__GIVEN PROBLEM__
Exclude the pictures and retype the entries as written.
**********
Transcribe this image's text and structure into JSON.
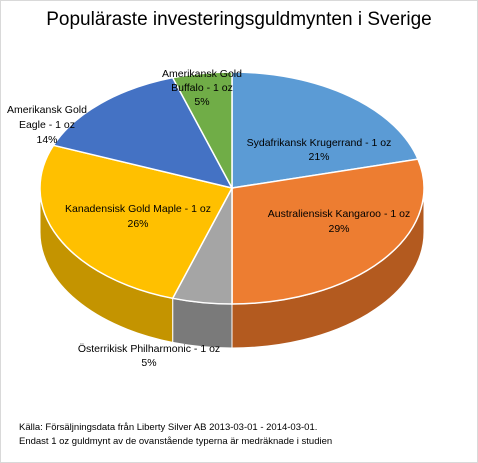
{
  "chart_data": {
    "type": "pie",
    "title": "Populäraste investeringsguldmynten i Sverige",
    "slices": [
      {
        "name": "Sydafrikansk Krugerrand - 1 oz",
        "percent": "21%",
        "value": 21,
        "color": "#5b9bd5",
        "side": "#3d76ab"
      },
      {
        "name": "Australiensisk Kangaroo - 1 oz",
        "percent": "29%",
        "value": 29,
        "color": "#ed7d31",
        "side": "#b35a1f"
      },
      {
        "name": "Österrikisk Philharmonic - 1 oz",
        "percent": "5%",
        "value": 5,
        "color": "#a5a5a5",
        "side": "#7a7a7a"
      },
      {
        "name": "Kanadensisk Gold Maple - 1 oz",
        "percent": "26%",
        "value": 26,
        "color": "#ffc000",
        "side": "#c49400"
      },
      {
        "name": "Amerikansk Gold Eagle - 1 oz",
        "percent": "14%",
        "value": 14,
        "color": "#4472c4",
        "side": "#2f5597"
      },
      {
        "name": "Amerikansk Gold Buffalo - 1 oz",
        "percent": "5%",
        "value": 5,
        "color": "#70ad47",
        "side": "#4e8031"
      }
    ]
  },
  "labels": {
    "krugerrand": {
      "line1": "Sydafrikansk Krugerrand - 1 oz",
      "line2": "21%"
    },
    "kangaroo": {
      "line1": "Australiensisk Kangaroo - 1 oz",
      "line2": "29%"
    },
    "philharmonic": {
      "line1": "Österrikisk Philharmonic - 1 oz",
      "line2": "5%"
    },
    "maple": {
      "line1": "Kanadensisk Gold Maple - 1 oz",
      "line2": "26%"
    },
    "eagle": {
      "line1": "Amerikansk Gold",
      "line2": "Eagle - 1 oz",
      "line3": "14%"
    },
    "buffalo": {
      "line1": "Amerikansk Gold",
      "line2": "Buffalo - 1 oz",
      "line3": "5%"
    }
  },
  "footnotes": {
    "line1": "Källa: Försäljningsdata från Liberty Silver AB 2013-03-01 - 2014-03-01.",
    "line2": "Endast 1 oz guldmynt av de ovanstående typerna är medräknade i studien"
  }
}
**********
__RESULT OF THE EXERCISE__
Transcribe this image's text and structure into JSON.
{
  "chart_data": {
    "type": "pie",
    "title": "Populäraste investeringsguldmynten i Sverige",
    "slices": [
      {
        "name": "Sydafrikansk Krugerrand - 1 oz",
        "percent": "21%",
        "value": 21,
        "color": "#5b9bd5",
        "side": "#3d76ab"
      },
      {
        "name": "Australiensisk Kangaroo - 1 oz",
        "percent": "29%",
        "value": 29,
        "color": "#ed7d31",
        "side": "#b35a1f"
      },
      {
        "name": "Österrikisk Philharmonic - 1 oz",
        "percent": "5%",
        "value": 5,
        "color": "#a5a5a5",
        "side": "#7a7a7a"
      },
      {
        "name": "Kanadensisk Gold Maple - 1 oz",
        "percent": "26%",
        "value": 26,
        "color": "#ffc000",
        "side": "#c49400"
      },
      {
        "name": "Amerikansk Gold Eagle - 1 oz",
        "percent": "14%",
        "value": 14,
        "color": "#4472c4",
        "side": "#2f5597"
      },
      {
        "name": "Amerikansk Gold Buffalo - 1 oz",
        "percent": "5%",
        "value": 5,
        "color": "#70ad47",
        "side": "#4e8031"
      }
    ]
  },
  "labels": {
    "krugerrand": {
      "line1": "Sydafrikansk Krugerrand - 1 oz",
      "line2": "21%"
    },
    "kangaroo": {
      "line1": "Australiensisk Kangaroo - 1 oz",
      "line2": "29%"
    },
    "philharmonic": {
      "line1": "Österrikisk Philharmonic - 1 oz",
      "line2": "5%"
    },
    "maple": {
      "line1": "Kanadensisk Gold Maple - 1 oz",
      "line2": "26%"
    },
    "eagle": {
      "line1": "Amerikansk Gold",
      "line2": "Eagle - 1 oz",
      "line3": "14%"
    },
    "buffalo": {
      "line1": "Amerikansk Gold",
      "line2": "Buffalo - 1 oz",
      "line3": "5%"
    }
  },
  "footnotes": {
    "line1": "Källa: Försäljningsdata från Liberty Silver AB 2013-03-01 - 2014-03-01.",
    "line2": "Endast 1 oz guldmynt av de ovanstående typerna är medräknade i studien"
  }
}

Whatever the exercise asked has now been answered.